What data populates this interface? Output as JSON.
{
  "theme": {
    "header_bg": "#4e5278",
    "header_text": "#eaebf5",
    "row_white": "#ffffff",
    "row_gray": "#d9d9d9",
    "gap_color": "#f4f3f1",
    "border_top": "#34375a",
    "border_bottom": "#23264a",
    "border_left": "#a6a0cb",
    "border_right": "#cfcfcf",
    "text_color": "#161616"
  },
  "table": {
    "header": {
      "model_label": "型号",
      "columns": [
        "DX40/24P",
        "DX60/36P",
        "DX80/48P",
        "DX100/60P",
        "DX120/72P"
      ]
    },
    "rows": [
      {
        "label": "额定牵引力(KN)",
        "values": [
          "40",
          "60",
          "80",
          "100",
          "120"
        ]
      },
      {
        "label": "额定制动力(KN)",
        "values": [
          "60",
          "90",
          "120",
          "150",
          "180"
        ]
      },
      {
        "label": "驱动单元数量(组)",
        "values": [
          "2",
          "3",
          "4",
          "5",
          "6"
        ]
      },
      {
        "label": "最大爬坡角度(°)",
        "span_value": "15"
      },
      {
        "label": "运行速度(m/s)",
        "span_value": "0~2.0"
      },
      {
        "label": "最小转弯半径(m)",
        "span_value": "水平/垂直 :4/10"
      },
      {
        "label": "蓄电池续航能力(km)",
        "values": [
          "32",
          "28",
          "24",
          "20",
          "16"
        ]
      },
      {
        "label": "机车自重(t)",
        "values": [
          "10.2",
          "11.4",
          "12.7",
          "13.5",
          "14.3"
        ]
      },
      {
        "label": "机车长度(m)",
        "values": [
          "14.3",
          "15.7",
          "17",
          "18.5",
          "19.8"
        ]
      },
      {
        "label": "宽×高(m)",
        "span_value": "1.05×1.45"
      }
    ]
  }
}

※

--- WHAT THIS TASK INVOLVES ---
Write out every record verbatim.

--- TASK SOLUTION ---
What data populates this interface? Output as JSON.
{
  "theme": {
    "header_bg": "#4e5278",
    "header_text": "#eaebf5",
    "row_white": "#ffffff",
    "row_gray": "#d9d9d9",
    "gap_color": "#f4f3f1",
    "border_top": "#34375a",
    "border_bottom": "#23264a",
    "border_left": "#a6a0cb",
    "border_right": "#cfcfcf",
    "text_color": "#161616"
  },
  "table": {
    "header": {
      "model_label": "型号",
      "columns": [
        "DX40/24P",
        "DX60/36P",
        "DX80/48P",
        "DX100/60P",
        "DX120/72P"
      ]
    },
    "rows": [
      {
        "label": "额定牵引力(KN)",
        "values": [
          "40",
          "60",
          "80",
          "100",
          "120"
        ]
      },
      {
        "label": "额定制动力(KN)",
        "values": [
          "60",
          "90",
          "120",
          "150",
          "180"
        ]
      },
      {
        "label": "驱动单元数量(组)",
        "values": [
          "2",
          "3",
          "4",
          "5",
          "6"
        ]
      },
      {
        "label": "最大爬坡角度(°)",
        "span_value": "15"
      },
      {
        "label": "运行速度(m/s)",
        "span_value": "0~2.0"
      },
      {
        "label": "最小转弯半径(m)",
        "span_value": "水平/垂直 :4/10"
      },
      {
        "label": "蓄电池续航能力(km)",
        "values": [
          "32",
          "28",
          "24",
          "20",
          "16"
        ]
      },
      {
        "label": "机车自重(t)",
        "values": [
          "10.2",
          "11.4",
          "12.7",
          "13.5",
          "14.3"
        ]
      },
      {
        "label": "机车长度(m)",
        "values": [
          "14.3",
          "15.7",
          "17",
          "18.5",
          "19.8"
        ]
      },
      {
        "label": "宽×高(m)",
        "span_value": "1.05×1.45"
      }
    ]
  }
}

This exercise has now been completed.